**What is expected**
Write out the entries verbatim and leave the images out of the copy.
+++ Recorded data +++
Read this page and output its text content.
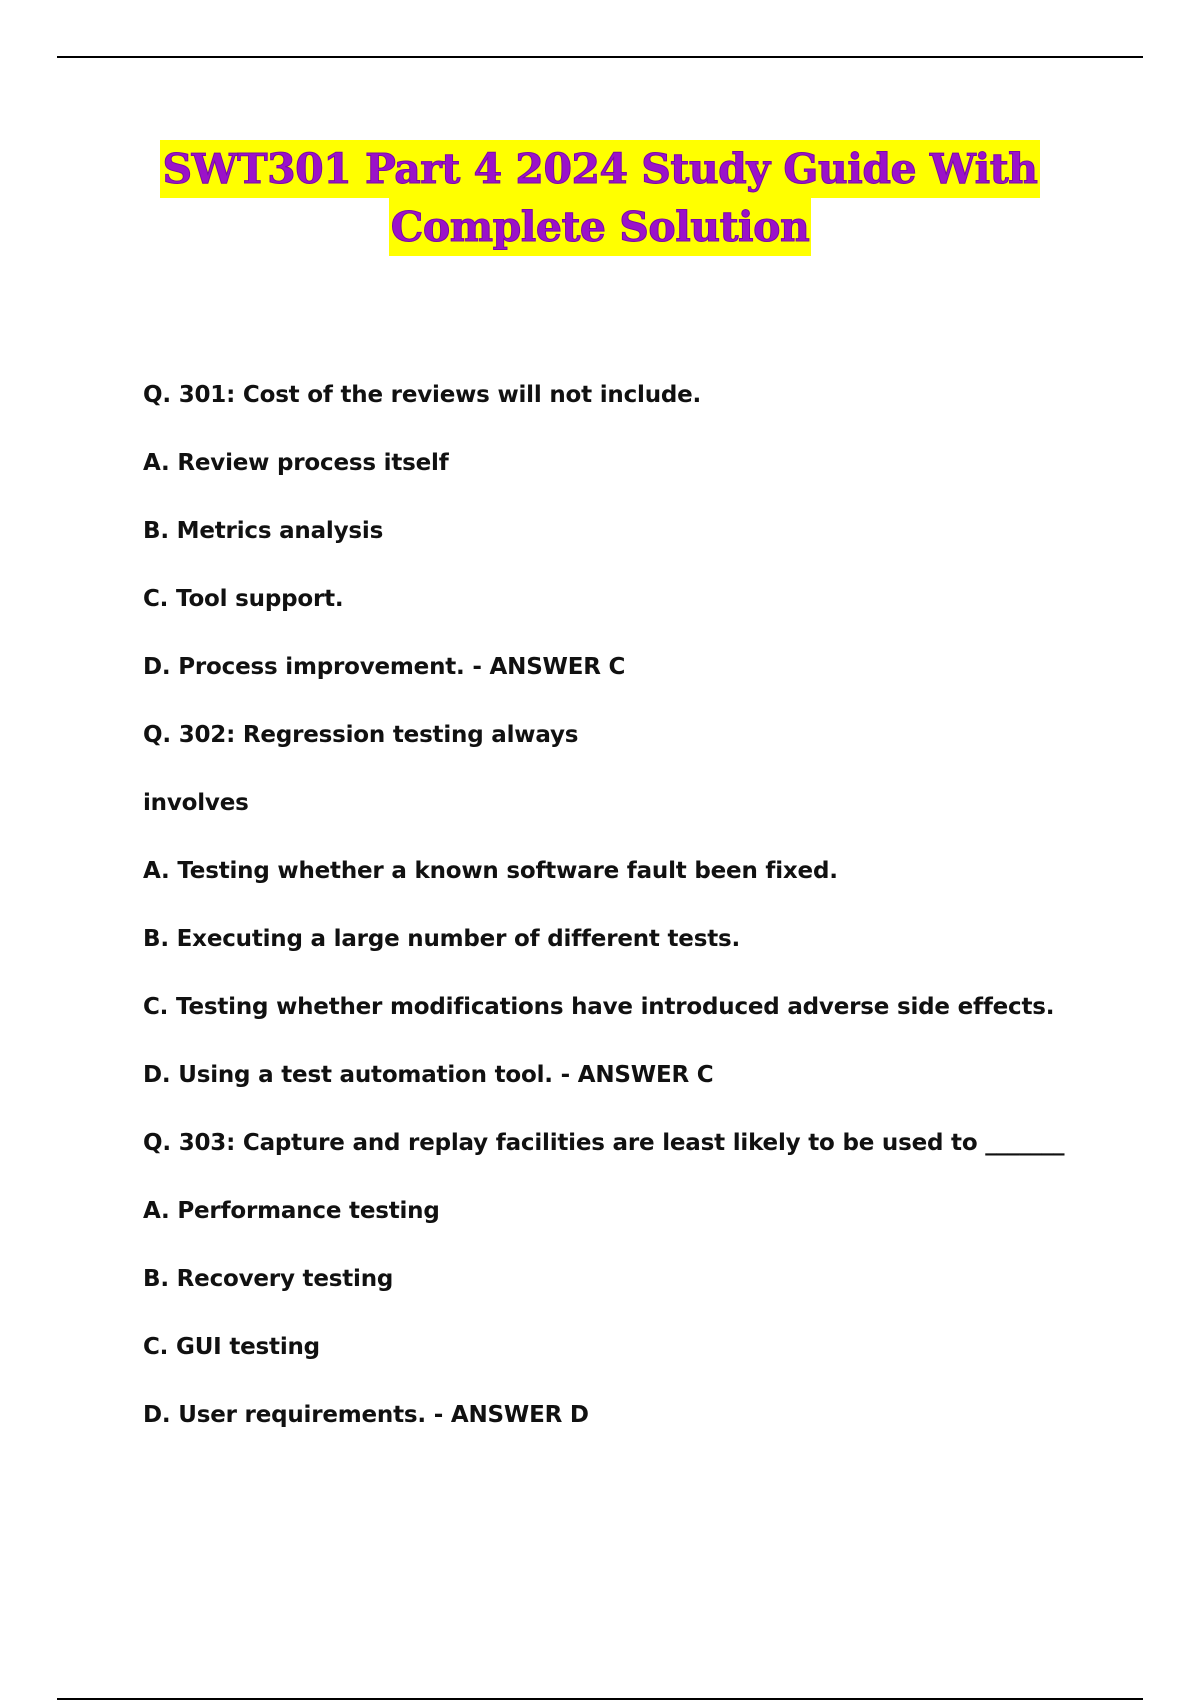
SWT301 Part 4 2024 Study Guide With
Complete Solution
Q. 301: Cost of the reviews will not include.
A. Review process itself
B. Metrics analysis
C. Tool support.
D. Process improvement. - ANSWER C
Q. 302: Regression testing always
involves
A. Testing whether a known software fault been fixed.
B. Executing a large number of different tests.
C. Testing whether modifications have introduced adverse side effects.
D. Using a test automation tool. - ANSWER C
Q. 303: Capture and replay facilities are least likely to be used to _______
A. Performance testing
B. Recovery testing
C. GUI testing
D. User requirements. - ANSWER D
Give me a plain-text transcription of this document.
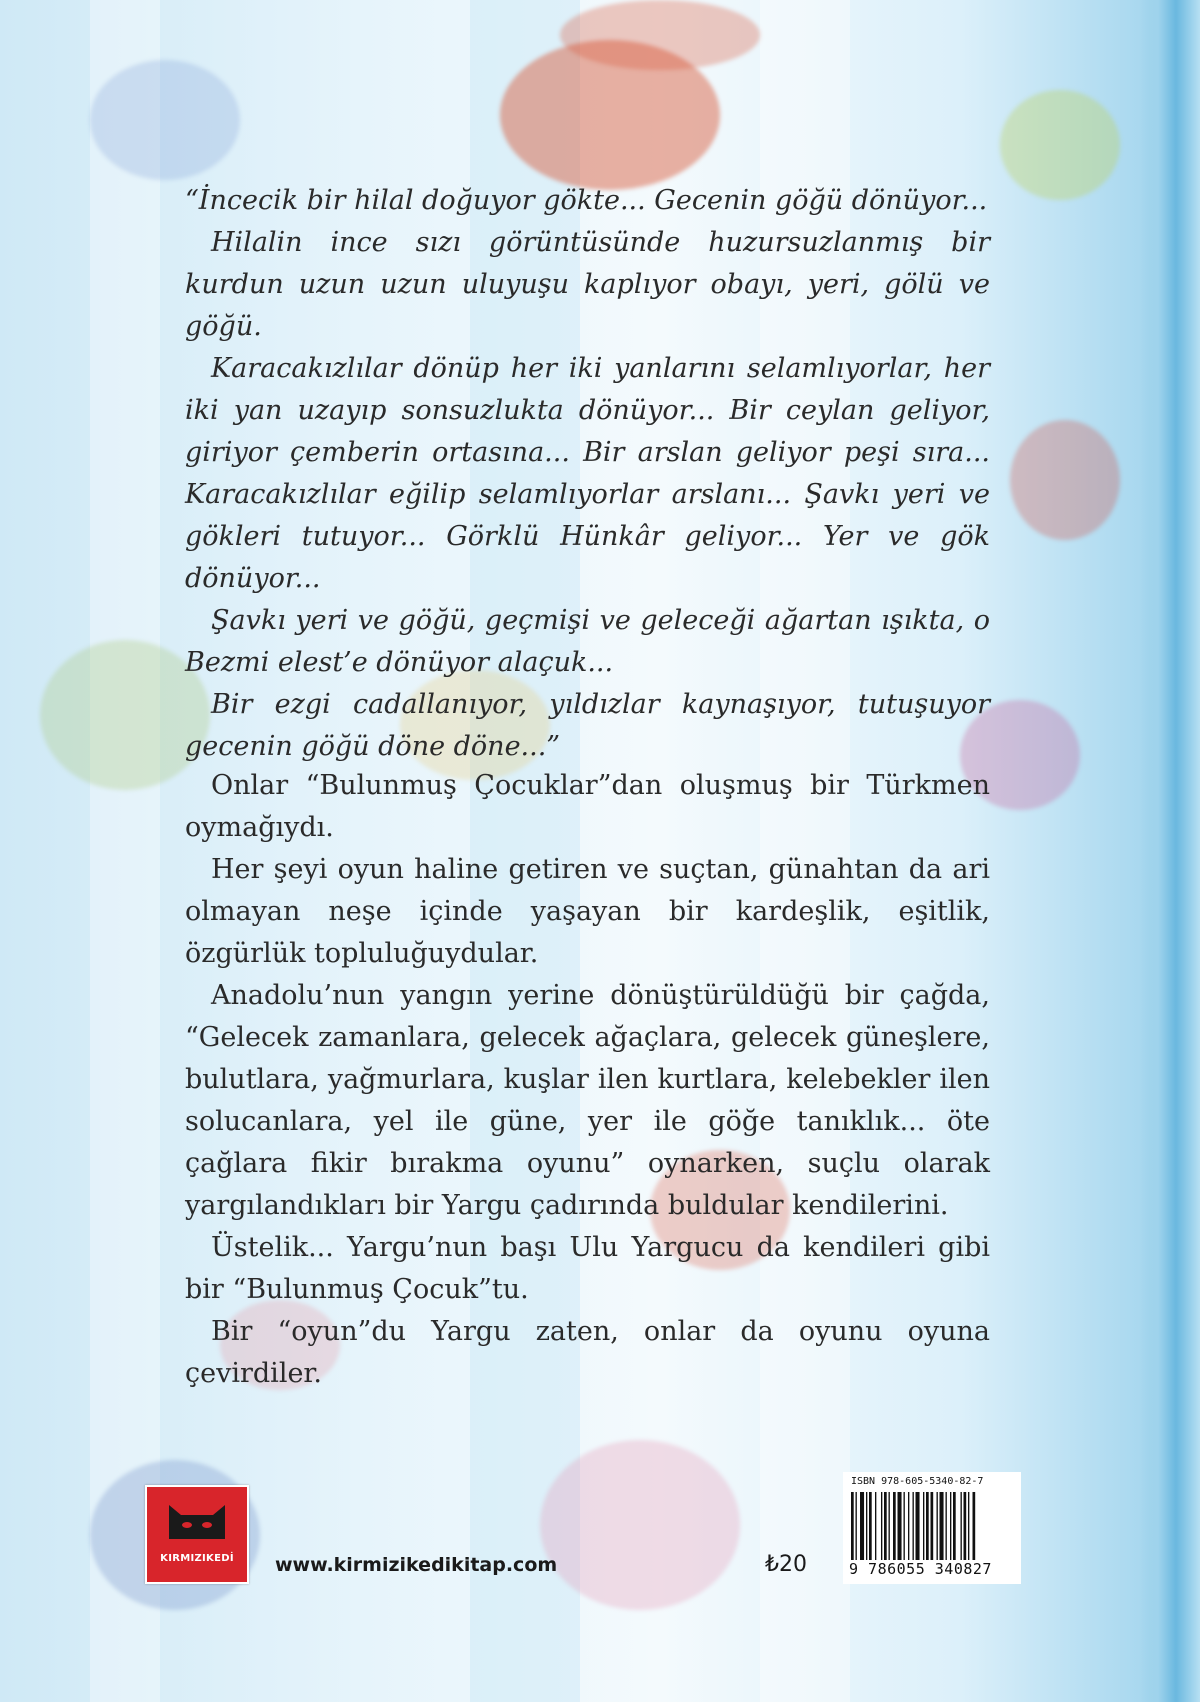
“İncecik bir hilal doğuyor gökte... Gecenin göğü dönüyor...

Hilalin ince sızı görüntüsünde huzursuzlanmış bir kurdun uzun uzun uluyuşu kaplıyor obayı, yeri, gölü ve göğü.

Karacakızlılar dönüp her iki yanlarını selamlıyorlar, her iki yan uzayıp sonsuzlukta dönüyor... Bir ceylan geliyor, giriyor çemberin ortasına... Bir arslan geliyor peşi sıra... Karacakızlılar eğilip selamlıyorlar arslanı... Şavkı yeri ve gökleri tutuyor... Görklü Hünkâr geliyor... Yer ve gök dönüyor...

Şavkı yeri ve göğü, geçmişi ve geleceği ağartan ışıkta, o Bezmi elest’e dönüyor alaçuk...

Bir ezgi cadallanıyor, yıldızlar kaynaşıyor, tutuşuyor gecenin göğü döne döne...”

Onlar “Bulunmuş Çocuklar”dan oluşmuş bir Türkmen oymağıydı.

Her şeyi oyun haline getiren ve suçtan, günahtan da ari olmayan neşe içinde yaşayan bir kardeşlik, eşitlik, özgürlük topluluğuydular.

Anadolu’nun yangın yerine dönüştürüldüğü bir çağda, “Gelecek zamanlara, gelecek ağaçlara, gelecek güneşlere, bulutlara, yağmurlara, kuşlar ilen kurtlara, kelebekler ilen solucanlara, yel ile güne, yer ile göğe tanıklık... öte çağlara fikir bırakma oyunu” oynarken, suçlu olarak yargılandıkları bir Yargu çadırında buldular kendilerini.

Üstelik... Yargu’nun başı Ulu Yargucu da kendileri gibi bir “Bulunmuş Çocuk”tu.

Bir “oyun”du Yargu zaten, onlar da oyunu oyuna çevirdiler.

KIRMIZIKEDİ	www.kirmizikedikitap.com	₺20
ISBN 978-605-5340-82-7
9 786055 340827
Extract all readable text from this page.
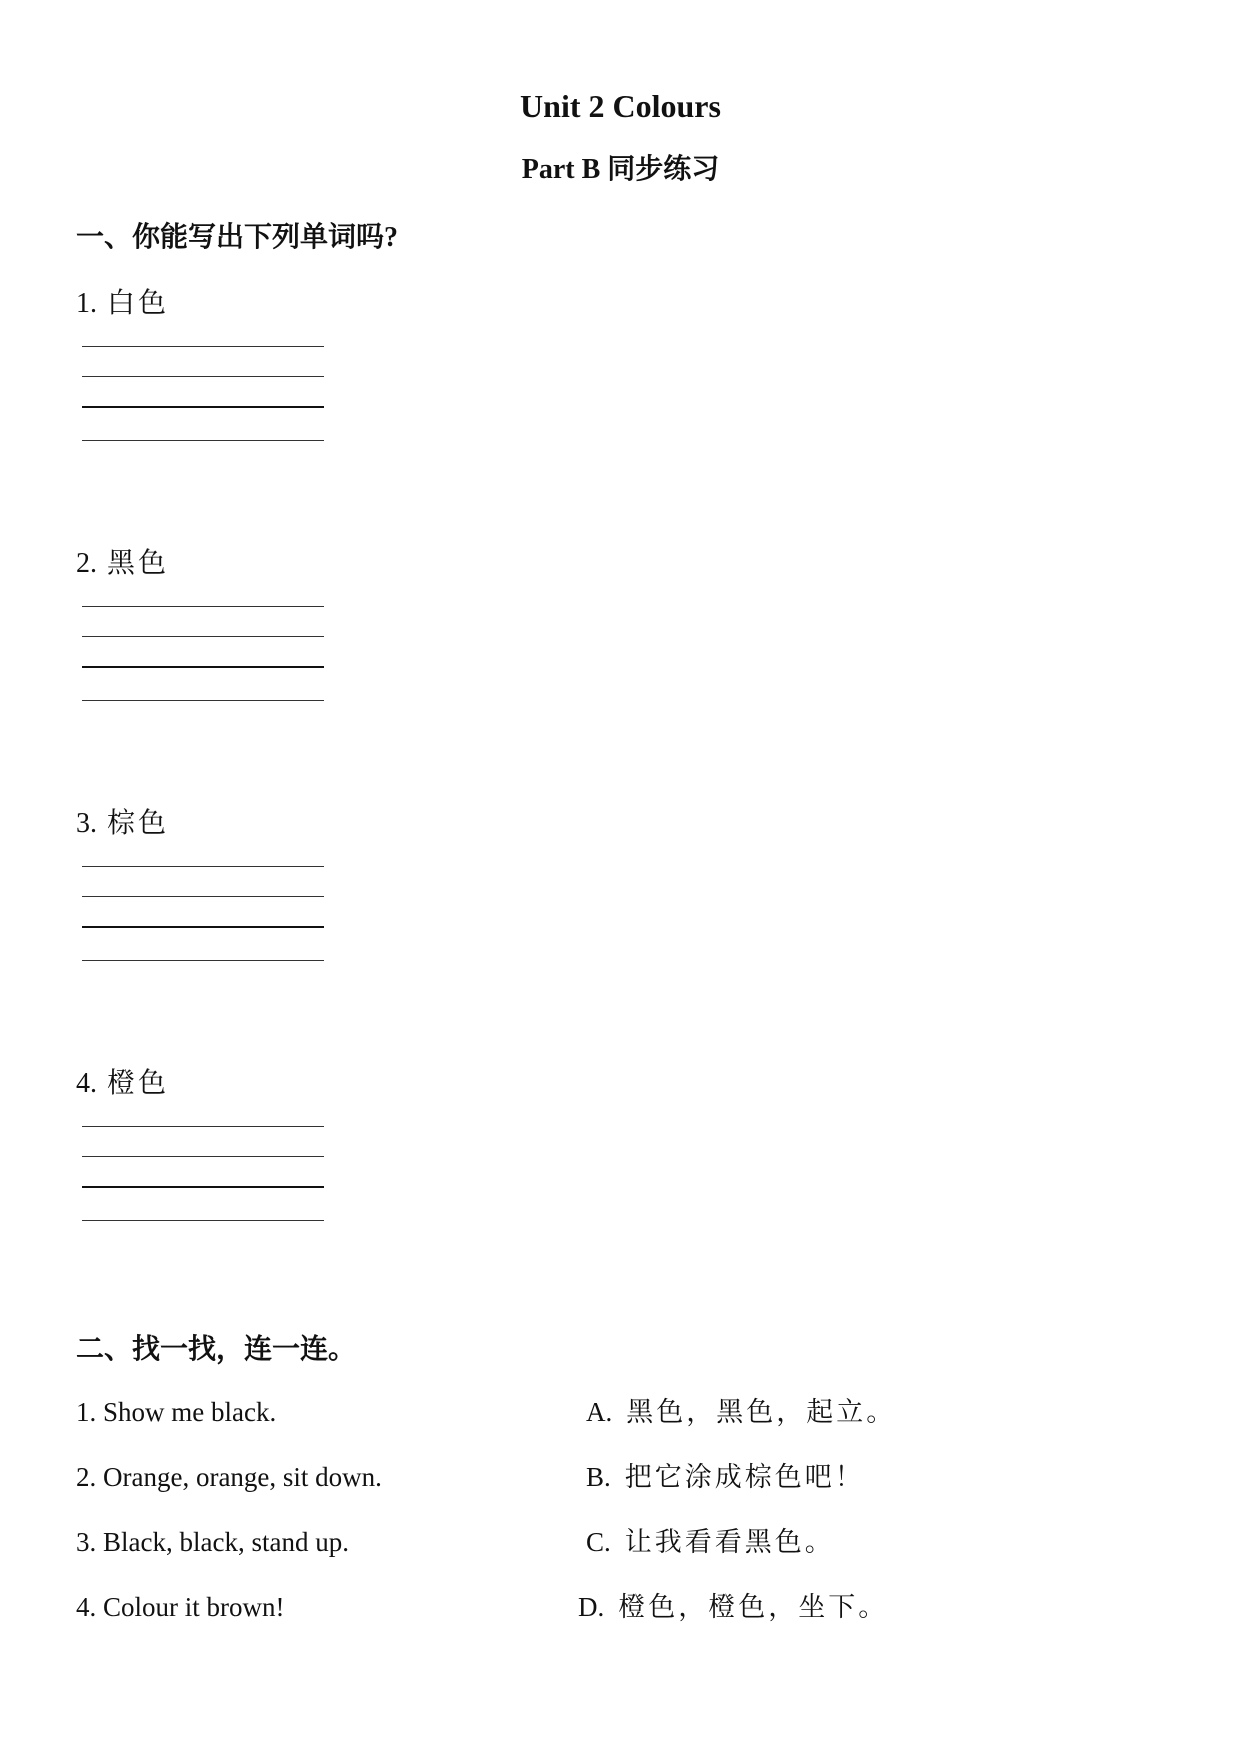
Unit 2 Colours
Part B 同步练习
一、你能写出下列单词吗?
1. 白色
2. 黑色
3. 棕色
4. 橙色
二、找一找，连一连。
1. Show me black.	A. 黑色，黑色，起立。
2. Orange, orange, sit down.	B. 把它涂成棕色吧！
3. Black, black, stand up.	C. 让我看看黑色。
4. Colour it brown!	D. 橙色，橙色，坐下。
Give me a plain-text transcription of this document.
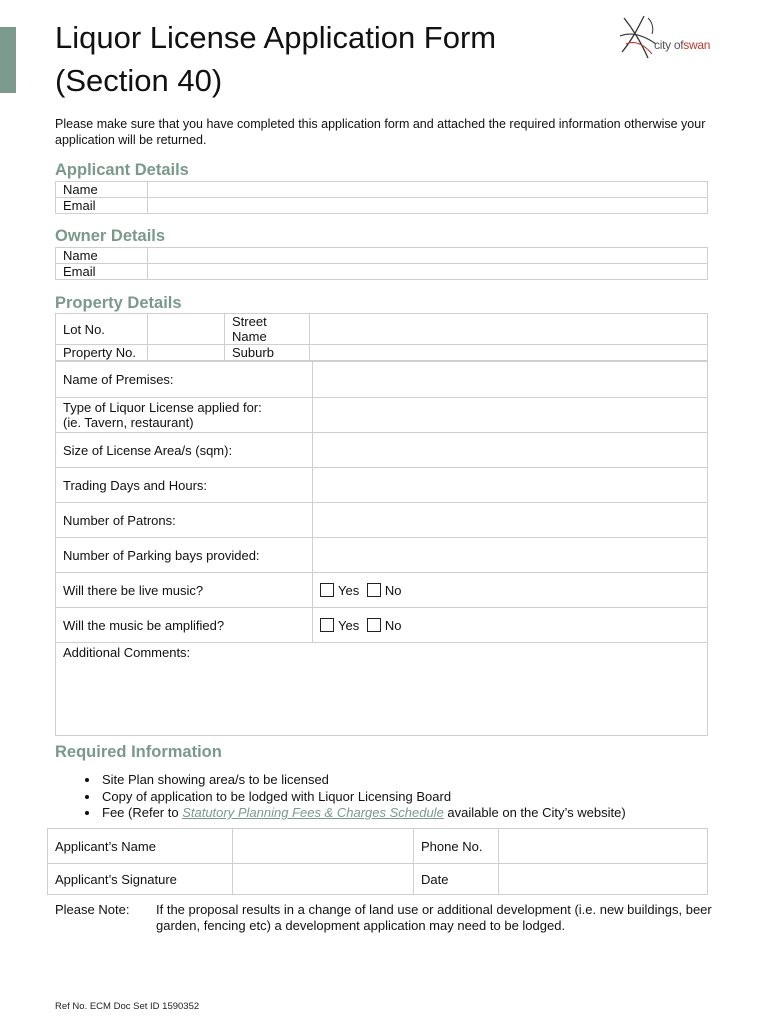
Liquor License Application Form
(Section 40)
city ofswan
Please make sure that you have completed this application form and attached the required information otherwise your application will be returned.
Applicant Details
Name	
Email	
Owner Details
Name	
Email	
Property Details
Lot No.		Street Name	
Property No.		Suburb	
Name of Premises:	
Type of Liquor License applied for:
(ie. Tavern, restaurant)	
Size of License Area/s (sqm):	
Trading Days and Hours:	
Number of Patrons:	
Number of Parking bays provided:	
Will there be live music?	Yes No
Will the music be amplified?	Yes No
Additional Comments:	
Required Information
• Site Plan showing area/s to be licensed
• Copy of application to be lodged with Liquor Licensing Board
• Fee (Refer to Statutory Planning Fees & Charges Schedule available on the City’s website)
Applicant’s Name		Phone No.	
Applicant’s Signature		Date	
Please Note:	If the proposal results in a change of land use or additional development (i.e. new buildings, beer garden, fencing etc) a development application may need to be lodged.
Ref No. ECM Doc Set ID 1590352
+++
**Correct result**
Read this page and output its text content.
SWT301 Part 4 2024 Study Guide With
Complete Solution
Q. 301: Cost of the reviews will not include.
A. Review process itself
B. Metrics analysis
C. Tool support.
D. Process improvement. - ANSWER C
Q. 302: Regression testing always
involves
A. Testing whether a known software fault been fixed.
B. Executing a large number of different tests.
C. Testing whether modifications have introduced adverse side effects.
D. Using a test automation tool. - ANSWER C
Q. 303: Capture and replay facilities are least likely to be used to _______
A. Performance testing
B. Recovery testing
C. GUI testing
D. User requirements. - ANSWER D
Give me a plain-text transcription of this document.
“İncecik bir hilal doğuyor gökte... Gecenin göğü dönüyor...

Hilalin ince sızı görüntüsünde huzursuzlanmış bir kurdun uzun uzun uluyuşu kaplıyor obayı, yeri, gölü ve göğü.

Karacakızlılar dönüp her iki yanlarını selamlıyorlar, her iki yan uzayıp sonsuzlukta dönüyor... Bir ceylan geliyor, giriyor çemberin ortasına... Bir arslan geliyor peşi sıra... Karacakızlılar eğilip selamlıyorlar arslanı... Şavkı yeri ve gökleri tutuyor... Görklü Hünkâr geliyor... Yer ve gök dönüyor...

Şavkı yeri ve göğü, geçmişi ve geleceği ağartan ışıkta, o Bezmi elest’e dönüyor alaçuk...

Bir ezgi cadallanıyor, yıldızlar kaynaşıyor, tutuşuyor gecenin göğü döne döne...”

Onlar “Bulunmuş Çocuklar”dan oluşmuş bir Türkmen oymağıydı.

Her şeyi oyun haline getiren ve suçtan, günahtan da ari olmayan neşe içinde yaşayan bir kardeşlik, eşitlik, özgürlük topluluğuydular.

Anadolu’nun yangın yerine dönüştürüldüğü bir çağda, “Gelecek zamanlara, gelecek ağaçlara, gelecek güneşlere, bulutlara, yağmurlara, kuşlar ilen kurtlara, kelebekler ilen solucanlara, yel ile güne, yer ile göğe tanıklık... öte çağlara fikir bırakma oyunu” oynarken, suçlu olarak yargılandıkları bir Yargu çadırında buldular kendilerini.

Üstelik... Yargu’nun başı Ulu Yargucu da kendileri gibi bir “Bulunmuş Çocuk”tu.

Bir “oyun”du Yargu zaten, onlar da oyunu oyuna çevirdiler.

KIRMIZIKEDİ	www.kirmizikedikitap.com	₺20
ISBN 978-605-5340-82-7
9 786055 340827
Extract all readable text from this page.
Unit 2 Colours
Part B 同步练习
一、你能写出下列单词吗?
1. 白色
2. 黑色
3. 棕色
4. 橙色
二、找一找，连一连。
1. Show me black.	A. 黑色，黑色，起立。
2. Orange, orange, sit down.	B. 把它涂成棕色吧！
3. Black, black, stand up.	C. 让我看看黑色。
4. Colour it brown!	D. 橙色，橙色，坐下。
Give me a plain-text transcription of this document.
Liquor License Application Form
(Section 40)
city ofswan
Please make sure that you have completed this application form and attached the required information otherwise your application will be returned.
Applicant Details
Name	
Email	
Owner Details
Name	
Email	
Property Details
Lot No.		Street Name	
Property No.		Suburb	
Name of Premises:	
Type of Liquor License applied for:
(ie. Tavern, restaurant)	
Size of License Area/s (sqm):	
Trading Days and Hours:	
Number of Patrons:	
Number of Parking bays provided:	
Will there be live music?	Yes No
Will the music be amplified?	Yes No
Additional Comments:	
Required Information
• Site Plan showing area/s to be licensed
• Copy of application to be lodged with Liquor Licensing Board
• Fee (Refer to Statutory Planning Fees & Charges Schedule available on the City’s website)
Applicant’s Name		Phone No.	
Applicant’s Signature		Date	
Please Note:	If the proposal results in a change of land use or additional development (i.e. new buildings, beer garden, fencing etc) a development application may need to be lodged.
Ref No. ECM Doc Set ID 1590352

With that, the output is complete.